▶ DIRECTION
Collect every line in the records below that contains the word "your".

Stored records
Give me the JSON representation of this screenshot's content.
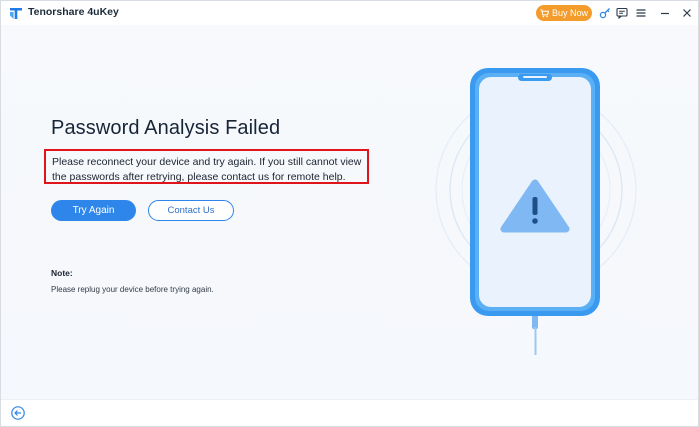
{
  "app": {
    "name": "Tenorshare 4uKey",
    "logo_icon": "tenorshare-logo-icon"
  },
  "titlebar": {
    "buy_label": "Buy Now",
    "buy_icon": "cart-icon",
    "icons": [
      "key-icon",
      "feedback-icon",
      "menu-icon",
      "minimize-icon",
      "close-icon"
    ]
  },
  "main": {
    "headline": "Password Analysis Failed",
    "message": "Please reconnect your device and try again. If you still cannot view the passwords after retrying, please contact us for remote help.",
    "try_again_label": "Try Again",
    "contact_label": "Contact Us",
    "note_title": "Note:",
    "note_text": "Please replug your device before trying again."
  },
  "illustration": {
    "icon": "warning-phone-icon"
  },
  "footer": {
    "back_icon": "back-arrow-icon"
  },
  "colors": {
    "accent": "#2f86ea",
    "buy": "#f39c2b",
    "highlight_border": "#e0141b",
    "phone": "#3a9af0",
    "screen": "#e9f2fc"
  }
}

▶ FINAL RESULT
    "message": "Please reconnect your device and try again. If you still cannot view the passwords after retrying, please contact us for remote help.",
    "note_text": "Please replug your device before trying again."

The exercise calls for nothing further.